### [What the task requires]
Write out the entire listing below exactly, with the pictures left out.

#### Listed records ####

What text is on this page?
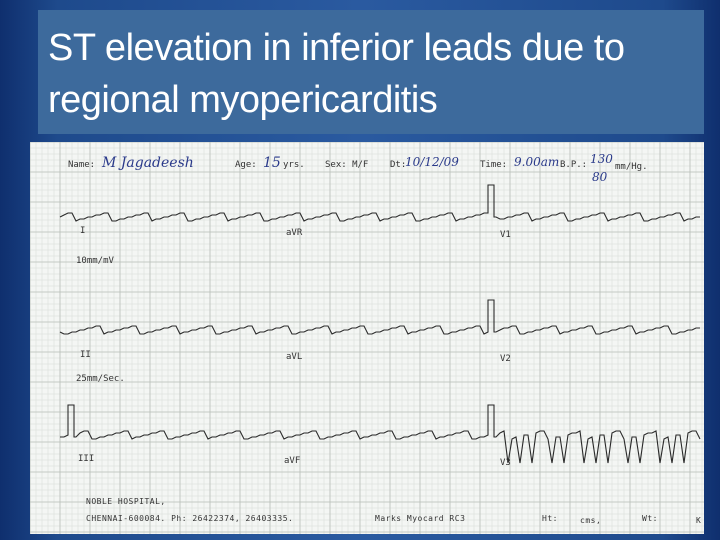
ST elevation in inferior leads due to
regional myopericarditis
Name: M Jagadeesh	Age: 15 yrs. Sex: M/F Dt:
10/12/09 Time: 9.00am B.P.: 130
80
mm/Hg.
I	aVR	V1
II	aVL	V2
III	aVF	V3
10mm/mV
25mm/Sec.
NOBLE HOSPITAL,
CHENNAI-600084. Ph: 26422374, 26403335.	Marks Myocard RC3	Ht:	cms,	Wt:	K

####

### [Response to the exercise]
What text is on this page?
ST elevation in inferior leads due to
regional myopericarditis
Name: M Jagadeesh	Age: 15 yrs. Sex: M/F Dt:
10/12/09 Time: 9.00am B.P.: 130
80
mm/Hg.
I	aVR	V1
II	aVL	V2
III	aVF	V3
10mm/mV
25mm/Sec.
NOBLE HOSPITAL,
CHENNAI-600084. Ph: 26422374, 26403335.	Marks Myocard RC3	Ht:	cms,	Wt:	K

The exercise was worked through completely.